Problem description: Output every entry exactly as written, but omit the pictures.

Records for processing:
=-=-=-=-=
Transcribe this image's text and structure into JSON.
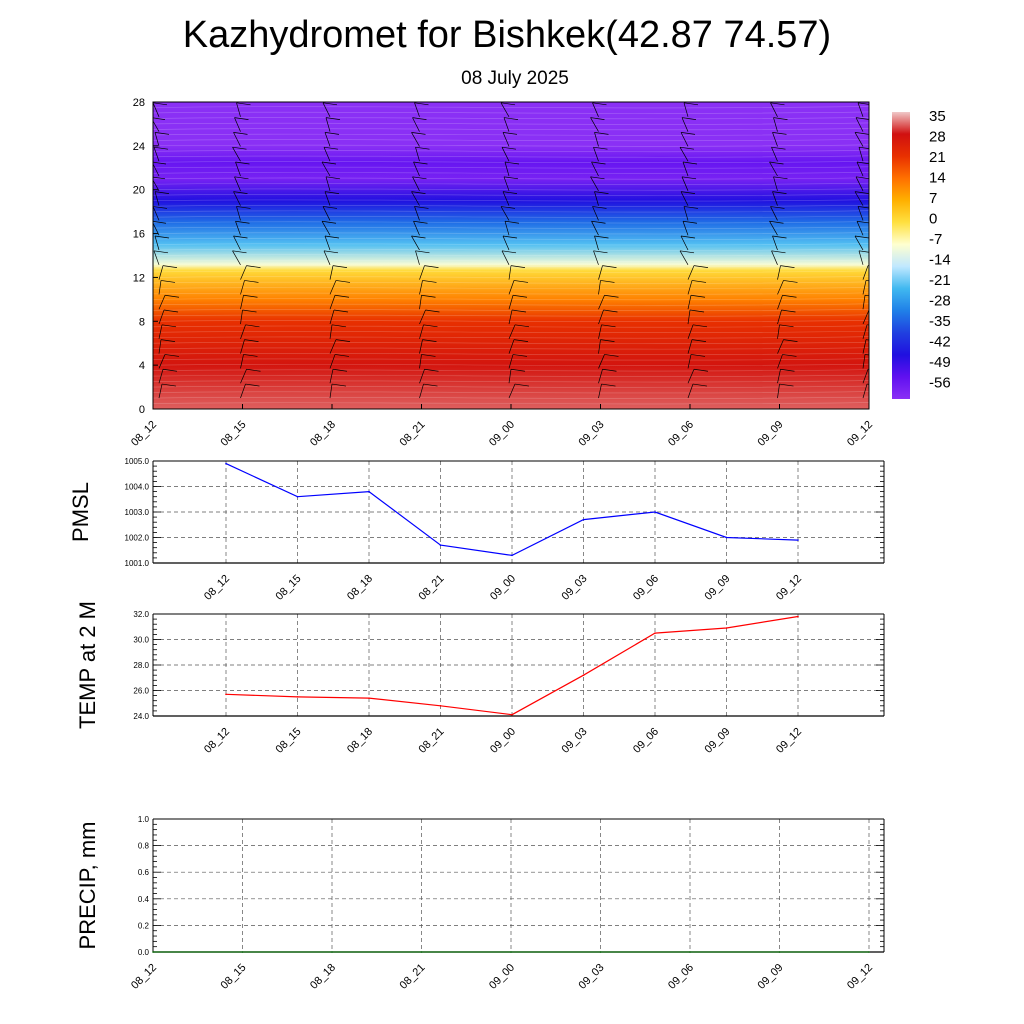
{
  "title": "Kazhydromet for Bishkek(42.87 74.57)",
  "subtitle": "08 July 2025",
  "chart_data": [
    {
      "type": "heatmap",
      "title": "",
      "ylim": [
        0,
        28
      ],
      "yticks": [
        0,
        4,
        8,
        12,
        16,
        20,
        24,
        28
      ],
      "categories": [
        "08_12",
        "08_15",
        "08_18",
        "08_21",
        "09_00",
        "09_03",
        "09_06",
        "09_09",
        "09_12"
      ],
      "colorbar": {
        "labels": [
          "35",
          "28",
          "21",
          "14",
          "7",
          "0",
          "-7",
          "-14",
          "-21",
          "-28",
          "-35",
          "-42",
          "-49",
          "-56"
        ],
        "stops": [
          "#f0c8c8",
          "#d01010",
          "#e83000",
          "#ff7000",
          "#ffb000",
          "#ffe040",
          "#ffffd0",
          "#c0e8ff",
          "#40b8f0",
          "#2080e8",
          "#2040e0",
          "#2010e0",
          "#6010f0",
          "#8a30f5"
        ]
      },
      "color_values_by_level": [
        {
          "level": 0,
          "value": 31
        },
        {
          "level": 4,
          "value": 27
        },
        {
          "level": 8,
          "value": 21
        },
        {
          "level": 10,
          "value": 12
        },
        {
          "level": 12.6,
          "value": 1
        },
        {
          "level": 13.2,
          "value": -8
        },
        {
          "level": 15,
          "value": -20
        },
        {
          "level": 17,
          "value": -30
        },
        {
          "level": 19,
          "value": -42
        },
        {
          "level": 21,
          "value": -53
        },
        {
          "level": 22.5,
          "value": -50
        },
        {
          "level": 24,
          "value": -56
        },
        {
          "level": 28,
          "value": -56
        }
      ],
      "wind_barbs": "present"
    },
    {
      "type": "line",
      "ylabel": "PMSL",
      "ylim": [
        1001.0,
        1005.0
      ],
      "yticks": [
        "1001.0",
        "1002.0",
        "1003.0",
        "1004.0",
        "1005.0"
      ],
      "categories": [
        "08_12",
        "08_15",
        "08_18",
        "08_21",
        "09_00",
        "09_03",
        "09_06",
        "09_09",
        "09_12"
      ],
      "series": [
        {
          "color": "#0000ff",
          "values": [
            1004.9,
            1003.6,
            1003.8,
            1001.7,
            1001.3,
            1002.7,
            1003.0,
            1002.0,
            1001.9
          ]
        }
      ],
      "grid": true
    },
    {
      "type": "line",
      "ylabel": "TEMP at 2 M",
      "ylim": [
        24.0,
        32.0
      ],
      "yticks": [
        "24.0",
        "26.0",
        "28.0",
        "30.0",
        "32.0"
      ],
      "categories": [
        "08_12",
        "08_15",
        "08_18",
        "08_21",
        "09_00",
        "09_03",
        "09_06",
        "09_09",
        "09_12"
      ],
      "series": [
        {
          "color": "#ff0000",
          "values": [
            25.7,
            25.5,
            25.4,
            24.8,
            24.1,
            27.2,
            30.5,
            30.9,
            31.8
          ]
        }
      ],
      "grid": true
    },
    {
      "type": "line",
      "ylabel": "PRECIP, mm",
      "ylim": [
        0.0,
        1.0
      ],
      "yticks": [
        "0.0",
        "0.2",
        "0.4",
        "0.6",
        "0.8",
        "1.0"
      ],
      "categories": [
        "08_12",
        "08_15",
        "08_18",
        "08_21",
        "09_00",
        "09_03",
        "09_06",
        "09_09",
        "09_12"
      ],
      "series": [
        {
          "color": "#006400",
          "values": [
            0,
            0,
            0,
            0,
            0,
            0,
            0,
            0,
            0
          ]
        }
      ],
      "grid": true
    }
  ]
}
=-=-=-=-=
Complete answer:
Transcribe this image's text and structure into JSON.
{
  "title": "Kazhydromet for Bishkek(42.87 74.57)",
  "subtitle": "08 July 2025",
  "chart_data": [
    {
      "type": "heatmap",
      "title": "",
      "ylim": [
        0,
        28
      ],
      "yticks": [
        0,
        4,
        8,
        12,
        16,
        20,
        24,
        28
      ],
      "categories": [
        "08_12",
        "08_15",
        "08_18",
        "08_21",
        "09_00",
        "09_03",
        "09_06",
        "09_09",
        "09_12"
      ],
      "colorbar": {
        "labels": [
          "35",
          "28",
          "21",
          "14",
          "7",
          "0",
          "-7",
          "-14",
          "-21",
          "-28",
          "-35",
          "-42",
          "-49",
          "-56"
        ],
        "stops": [
          "#f0c8c8",
          "#d01010",
          "#e83000",
          "#ff7000",
          "#ffb000",
          "#ffe040",
          "#ffffd0",
          "#c0e8ff",
          "#40b8f0",
          "#2080e8",
          "#2040e0",
          "#2010e0",
          "#6010f0",
          "#8a30f5"
        ]
      },
      "color_values_by_level": [
        {
          "level": 0,
          "value": 31
        },
        {
          "level": 4,
          "value": 27
        },
        {
          "level": 8,
          "value": 21
        },
        {
          "level": 10,
          "value": 12
        },
        {
          "level": 12.6,
          "value": 1
        },
        {
          "level": 13.2,
          "value": -8
        },
        {
          "level": 15,
          "value": -20
        },
        {
          "level": 17,
          "value": -30
        },
        {
          "level": 19,
          "value": -42
        },
        {
          "level": 21,
          "value": -53
        },
        {
          "level": 22.5,
          "value": -50
        },
        {
          "level": 24,
          "value": -56
        },
        {
          "level": 28,
          "value": -56
        }
      ],
      "wind_barbs": "present"
    },
    {
      "type": "line",
      "ylabel": "PMSL",
      "ylim": [
        1001.0,
        1005.0
      ],
      "yticks": [
        "1001.0",
        "1002.0",
        "1003.0",
        "1004.0",
        "1005.0"
      ],
      "categories": [
        "08_12",
        "08_15",
        "08_18",
        "08_21",
        "09_00",
        "09_03",
        "09_06",
        "09_09",
        "09_12"
      ],
      "series": [
        {
          "color": "#0000ff",
          "values": [
            1004.9,
            1003.6,
            1003.8,
            1001.7,
            1001.3,
            1002.7,
            1003.0,
            1002.0,
            1001.9
          ]
        }
      ],
      "grid": true
    },
    {
      "type": "line",
      "ylabel": "TEMP at 2 M",
      "ylim": [
        24.0,
        32.0
      ],
      "yticks": [
        "24.0",
        "26.0",
        "28.0",
        "30.0",
        "32.0"
      ],
      "categories": [
        "08_12",
        "08_15",
        "08_18",
        "08_21",
        "09_00",
        "09_03",
        "09_06",
        "09_09",
        "09_12"
      ],
      "series": [
        {
          "color": "#ff0000",
          "values": [
            25.7,
            25.5,
            25.4,
            24.8,
            24.1,
            27.2,
            30.5,
            30.9,
            31.8
          ]
        }
      ],
      "grid": true
    },
    {
      "type": "line",
      "ylabel": "PRECIP, mm",
      "ylim": [
        0.0,
        1.0
      ],
      "yticks": [
        "0.0",
        "0.2",
        "0.4",
        "0.6",
        "0.8",
        "1.0"
      ],
      "categories": [
        "08_12",
        "08_15",
        "08_18",
        "08_21",
        "09_00",
        "09_03",
        "09_06",
        "09_09",
        "09_12"
      ],
      "series": [
        {
          "color": "#006400",
          "values": [
            0,
            0,
            0,
            0,
            0,
            0,
            0,
            0,
            0
          ]
        }
      ],
      "grid": true
    }
  ]
}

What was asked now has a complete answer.